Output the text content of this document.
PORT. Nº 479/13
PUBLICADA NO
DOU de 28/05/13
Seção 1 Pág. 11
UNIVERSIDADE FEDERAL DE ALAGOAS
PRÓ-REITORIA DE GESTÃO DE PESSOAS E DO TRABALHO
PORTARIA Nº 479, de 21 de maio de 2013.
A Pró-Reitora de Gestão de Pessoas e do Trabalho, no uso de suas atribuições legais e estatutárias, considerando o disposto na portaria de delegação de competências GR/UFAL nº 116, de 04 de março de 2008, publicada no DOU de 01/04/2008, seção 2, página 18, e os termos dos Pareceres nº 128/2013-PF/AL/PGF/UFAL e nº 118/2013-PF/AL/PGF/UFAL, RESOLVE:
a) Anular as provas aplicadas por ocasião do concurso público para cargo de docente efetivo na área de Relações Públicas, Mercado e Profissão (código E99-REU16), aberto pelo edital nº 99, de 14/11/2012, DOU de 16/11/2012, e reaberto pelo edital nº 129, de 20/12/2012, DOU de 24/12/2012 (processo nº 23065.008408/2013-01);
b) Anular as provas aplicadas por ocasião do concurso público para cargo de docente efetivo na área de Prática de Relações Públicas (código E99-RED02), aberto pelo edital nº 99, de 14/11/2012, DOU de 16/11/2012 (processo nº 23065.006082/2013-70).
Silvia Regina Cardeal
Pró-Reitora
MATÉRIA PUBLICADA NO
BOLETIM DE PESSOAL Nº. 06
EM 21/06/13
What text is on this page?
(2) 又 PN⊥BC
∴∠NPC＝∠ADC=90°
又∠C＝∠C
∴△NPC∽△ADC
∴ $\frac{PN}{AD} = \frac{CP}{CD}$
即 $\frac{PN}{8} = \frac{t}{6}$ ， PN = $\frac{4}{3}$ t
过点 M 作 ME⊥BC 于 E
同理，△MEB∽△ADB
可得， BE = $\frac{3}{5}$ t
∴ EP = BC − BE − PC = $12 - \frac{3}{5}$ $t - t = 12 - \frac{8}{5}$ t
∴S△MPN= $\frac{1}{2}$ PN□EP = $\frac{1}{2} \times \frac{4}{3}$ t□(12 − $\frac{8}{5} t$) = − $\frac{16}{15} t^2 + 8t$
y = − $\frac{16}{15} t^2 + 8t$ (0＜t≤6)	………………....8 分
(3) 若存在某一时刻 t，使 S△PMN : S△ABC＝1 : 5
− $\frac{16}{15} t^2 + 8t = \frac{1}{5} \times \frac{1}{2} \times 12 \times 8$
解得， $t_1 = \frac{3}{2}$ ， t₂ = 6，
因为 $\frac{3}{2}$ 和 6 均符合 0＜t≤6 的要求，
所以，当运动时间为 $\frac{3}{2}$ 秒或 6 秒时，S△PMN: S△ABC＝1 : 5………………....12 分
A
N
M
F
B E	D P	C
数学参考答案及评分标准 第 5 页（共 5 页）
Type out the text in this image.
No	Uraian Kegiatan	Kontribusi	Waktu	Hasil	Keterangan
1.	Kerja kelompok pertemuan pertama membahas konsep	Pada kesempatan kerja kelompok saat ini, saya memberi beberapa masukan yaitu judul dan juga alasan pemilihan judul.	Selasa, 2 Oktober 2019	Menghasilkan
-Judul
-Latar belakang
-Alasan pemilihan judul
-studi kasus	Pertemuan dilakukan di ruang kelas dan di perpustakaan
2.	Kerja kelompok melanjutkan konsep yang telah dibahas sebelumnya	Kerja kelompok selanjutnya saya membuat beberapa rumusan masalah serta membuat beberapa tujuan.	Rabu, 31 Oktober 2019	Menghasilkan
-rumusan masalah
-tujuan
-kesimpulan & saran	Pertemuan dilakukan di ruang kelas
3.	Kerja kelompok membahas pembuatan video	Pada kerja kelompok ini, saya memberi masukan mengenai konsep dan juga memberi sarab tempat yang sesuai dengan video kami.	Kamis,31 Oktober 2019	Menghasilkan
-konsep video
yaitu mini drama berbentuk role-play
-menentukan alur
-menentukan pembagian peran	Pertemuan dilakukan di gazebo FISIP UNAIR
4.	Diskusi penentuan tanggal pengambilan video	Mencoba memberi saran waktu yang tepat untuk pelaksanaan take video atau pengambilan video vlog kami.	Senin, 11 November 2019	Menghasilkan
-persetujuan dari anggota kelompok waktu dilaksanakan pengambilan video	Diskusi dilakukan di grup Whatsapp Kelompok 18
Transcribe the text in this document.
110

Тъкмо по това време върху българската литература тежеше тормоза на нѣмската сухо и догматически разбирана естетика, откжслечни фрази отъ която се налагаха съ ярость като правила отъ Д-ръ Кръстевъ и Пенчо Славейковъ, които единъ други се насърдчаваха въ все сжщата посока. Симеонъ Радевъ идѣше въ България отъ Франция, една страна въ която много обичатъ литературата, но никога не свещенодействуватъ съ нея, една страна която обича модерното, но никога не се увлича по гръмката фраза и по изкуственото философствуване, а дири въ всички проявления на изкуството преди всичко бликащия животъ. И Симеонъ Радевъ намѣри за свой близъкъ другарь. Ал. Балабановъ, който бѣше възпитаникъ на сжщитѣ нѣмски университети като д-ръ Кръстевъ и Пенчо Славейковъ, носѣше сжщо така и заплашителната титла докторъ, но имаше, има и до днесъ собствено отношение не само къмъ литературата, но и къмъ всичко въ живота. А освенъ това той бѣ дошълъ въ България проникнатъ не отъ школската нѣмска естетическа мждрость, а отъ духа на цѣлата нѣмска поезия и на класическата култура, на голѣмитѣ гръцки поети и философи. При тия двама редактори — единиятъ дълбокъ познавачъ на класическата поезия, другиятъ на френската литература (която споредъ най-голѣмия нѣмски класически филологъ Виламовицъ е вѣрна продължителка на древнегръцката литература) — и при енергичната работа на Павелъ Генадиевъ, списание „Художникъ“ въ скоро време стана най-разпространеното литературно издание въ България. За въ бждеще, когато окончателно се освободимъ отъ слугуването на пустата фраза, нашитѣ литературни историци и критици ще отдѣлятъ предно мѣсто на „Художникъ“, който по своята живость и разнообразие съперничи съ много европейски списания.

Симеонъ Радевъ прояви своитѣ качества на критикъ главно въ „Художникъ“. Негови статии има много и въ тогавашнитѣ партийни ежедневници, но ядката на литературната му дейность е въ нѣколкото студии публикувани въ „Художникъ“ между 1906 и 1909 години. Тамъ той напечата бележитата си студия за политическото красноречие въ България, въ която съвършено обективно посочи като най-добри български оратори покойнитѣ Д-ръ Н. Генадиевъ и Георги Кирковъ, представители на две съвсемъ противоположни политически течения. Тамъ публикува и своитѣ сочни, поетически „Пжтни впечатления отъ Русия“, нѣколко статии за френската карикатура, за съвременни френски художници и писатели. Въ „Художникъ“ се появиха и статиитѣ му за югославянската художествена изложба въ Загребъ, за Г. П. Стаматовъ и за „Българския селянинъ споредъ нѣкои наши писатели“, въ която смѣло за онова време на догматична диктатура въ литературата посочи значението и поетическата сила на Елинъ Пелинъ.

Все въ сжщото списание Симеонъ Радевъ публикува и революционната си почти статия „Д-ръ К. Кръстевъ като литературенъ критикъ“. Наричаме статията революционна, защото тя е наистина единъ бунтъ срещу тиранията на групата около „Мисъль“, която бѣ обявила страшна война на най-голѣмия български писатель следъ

-*-

Your task is to quote all of the data word for word.

Finished answer:
Output the text content of this document.
PORT. Nº 479/13
PUBLICADA NO
DOU de 28/05/13
Seção 1 Pág. 11
UNIVERSIDADE FEDERAL DE ALAGOAS
PRÓ-REITORIA DE GESTÃO DE PESSOAS E DO TRABALHO
PORTARIA Nº 479, de 21 de maio de 2013.
A Pró-Reitora de Gestão de Pessoas e do Trabalho, no uso de suas atribuições legais e estatutárias, considerando o disposto na portaria de delegação de competências GR/UFAL nº 116, de 04 de março de 2008, publicada no DOU de 01/04/2008, seção 2, página 18, e os termos dos Pareceres nº 128/2013-PF/AL/PGF/UFAL e nº 118/2013-PF/AL/PGF/UFAL, RESOLVE:
a) Anular as provas aplicadas por ocasião do concurso público para cargo de docente efetivo na área de Relações Públicas, Mercado e Profissão (código E99-REU16), aberto pelo edital nº 99, de 14/11/2012, DOU de 16/11/2012, e reaberto pelo edital nº 129, de 20/12/2012, DOU de 24/12/2012 (processo nº 23065.008408/2013-01);
b) Anular as provas aplicadas por ocasião do concurso público para cargo de docente efetivo na área de Prática de Relações Públicas (código E99-RED02), aberto pelo edital nº 99, de 14/11/2012, DOU de 16/11/2012 (processo nº 23065.006082/2013-70).
Silvia Regina Cardeal
Pró-Reitora
MATÉRIA PUBLICADA NO
BOLETIM DE PESSOAL Nº. 06
EM 21/06/13
What text is on this page?
(2) 又 PN⊥BC
∴∠NPC＝∠ADC=90°
又∠C＝∠C
∴△NPC∽△ADC
∴ $\frac{PN}{AD} = \frac{CP}{CD}$
即 $\frac{PN}{8} = \frac{t}{6}$ ， PN = $\frac{4}{3}$ t
过点 M 作 ME⊥BC 于 E
同理，△MEB∽△ADB
可得， BE = $\frac{3}{5}$ t
∴ EP = BC − BE − PC = $12 - \frac{3}{5}$ $t - t = 12 - \frac{8}{5}$ t
∴S△MPN= $\frac{1}{2}$ PN□EP = $\frac{1}{2} \times \frac{4}{3}$ t□(12 − $\frac{8}{5} t$) = − $\frac{16}{15} t^2 + 8t$
y = − $\frac{16}{15} t^2 + 8t$ (0＜t≤6)	………………....8 分
(3) 若存在某一时刻 t，使 S△PMN : S△ABC＝1 : 5
− $\frac{16}{15} t^2 + 8t = \frac{1}{5} \times \frac{1}{2} \times 12 \times 8$
解得， $t_1 = \frac{3}{2}$ ， t₂ = 6，
因为 $\frac{3}{2}$ 和 6 均符合 0＜t≤6 的要求，
所以，当运动时间为 $\frac{3}{2}$ 秒或 6 秒时，S△PMN: S△ABC＝1 : 5………………....12 分
A
N
M
F
B E	D P	C
数学参考答案及评分标准 第 5 页（共 5 页）
Type out the text in this image.
No	Uraian Kegiatan	Kontribusi	Waktu	Hasil	Keterangan
1.	Kerja kelompok pertemuan pertama membahas konsep	Pada kesempatan kerja kelompok saat ini, saya memberi beberapa masukan yaitu judul dan juga alasan pemilihan judul.	Selasa, 2 Oktober 2019	Menghasilkan
-Judul
-Latar belakang
-Alasan pemilihan judul
-studi kasus	Pertemuan dilakukan di ruang kelas dan di perpustakaan
2.	Kerja kelompok melanjutkan konsep yang telah dibahas sebelumnya	Kerja kelompok selanjutnya saya membuat beberapa rumusan masalah serta membuat beberapa tujuan.	Rabu, 31 Oktober 2019	Menghasilkan
-rumusan masalah
-tujuan
-kesimpulan & saran	Pertemuan dilakukan di ruang kelas
3.	Kerja kelompok membahas pembuatan video	Pada kerja kelompok ini, saya memberi masukan mengenai konsep dan juga memberi sarab tempat yang sesuai dengan video kami.	Kamis,31 Oktober 2019	Menghasilkan
-konsep video
yaitu mini drama berbentuk role-play
-menentukan alur
-menentukan pembagian peran	Pertemuan dilakukan di gazebo FISIP UNAIR
4.	Diskusi penentuan tanggal pengambilan video	Mencoba memberi saran waktu yang tepat untuk pelaksanaan take video atau pengambilan video vlog kami.	Senin, 11 November 2019	Menghasilkan
-persetujuan dari anggota kelompok waktu dilaksanakan pengambilan video	Diskusi dilakukan di grup Whatsapp Kelompok 18
Transcribe the text in this document.
110

Тъкмо по това време върху българската литература тежеше тормоза на нѣмската сухо и догматически разбирана естетика, откжслечни фрази отъ която се налагаха съ ярость като правила отъ Д-ръ Кръстевъ и Пенчо Славейковъ, които единъ други се насърдчаваха въ все сжщата посока. Симеонъ Радевъ идѣше въ България отъ Франция, една страна въ която много обичатъ литературата, но никога не свещенодействуватъ съ нея, една страна която обича модерното, но никога не се увлича по гръмката фраза и по изкуственото философствуване, а дири въ всички проявления на изкуството преди всичко бликащия животъ. И Симеонъ Радевъ намѣри за свой близъкъ другарь. Ал. Балабановъ, който бѣше възпитаникъ на сжщитѣ нѣмски университети като д-ръ Кръстевъ и Пенчо Славейковъ, носѣше сжщо така и заплашителната титла докторъ, но имаше, има и до днесъ собствено отношение не само къмъ литературата, но и къмъ всичко въ живота. А освенъ това той бѣ дошълъ въ България проникнатъ не отъ школската нѣмска естетическа мждрость, а отъ духа на цѣлата нѣмска поезия и на класическата култура, на голѣмитѣ гръцки поети и философи. При тия двама редактори — единиятъ дълбокъ познавачъ на класическата поезия, другиятъ на френската литература (която споредъ най-голѣмия нѣмски класически филологъ Виламовицъ е вѣрна продължителка на древнегръцката литература) — и при енергичната работа на Павелъ Генадиевъ, списание „Художникъ“ въ скоро време стана най-разпространеното литературно издание въ България. За въ бждеще, когато окончателно се освободимъ отъ слугуването на пустата фраза, нашитѣ литературни историци и критици ще отдѣлятъ предно мѣсто на „Художникъ“, който по своята живость и разнообразие съперничи съ много европейски списания.

Симеонъ Радевъ прояви своитѣ качества на критикъ главно въ „Художникъ“. Негови статии има много и въ тогавашнитѣ партийни ежедневници, но ядката на литературната му дейность е въ нѣколкото студии публикувани въ „Художникъ“ между 1906 и 1909 години. Тамъ той напечата бележитата си студия за политическото красноречие въ България, въ която съвършено обективно посочи като най-добри български оратори покойнитѣ Д-ръ Н. Генадиевъ и Георги Кирковъ, представители на две съвсемъ противоположни политически течения. Тамъ публикува и своитѣ сочни, поетически „Пжтни впечатления отъ Русия“, нѣколко статии за френската карикатура, за съвременни френски художници и писатели. Въ „Художникъ“ се появиха и статиитѣ му за югославянската художествена изложба въ Загребъ, за Г. П. Стаматовъ и за „Българския селянинъ споредъ нѣкои наши писатели“, въ която смѣло за онова време на догматична диктатура въ литературата посочи значението и поетическата сила на Елинъ Пелинъ.

Все въ сжщото списание Симеонъ Радевъ публикува и революционната си почти статия „Д-ръ К. Кръстевъ като литературенъ критикъ“. Наричаме статията революционна, защото тя е наистина единъ бунтъ срещу тиранията на групата около „Мисъль“, която бѣ обявила страшна война на най-голѣмия български писатель следъ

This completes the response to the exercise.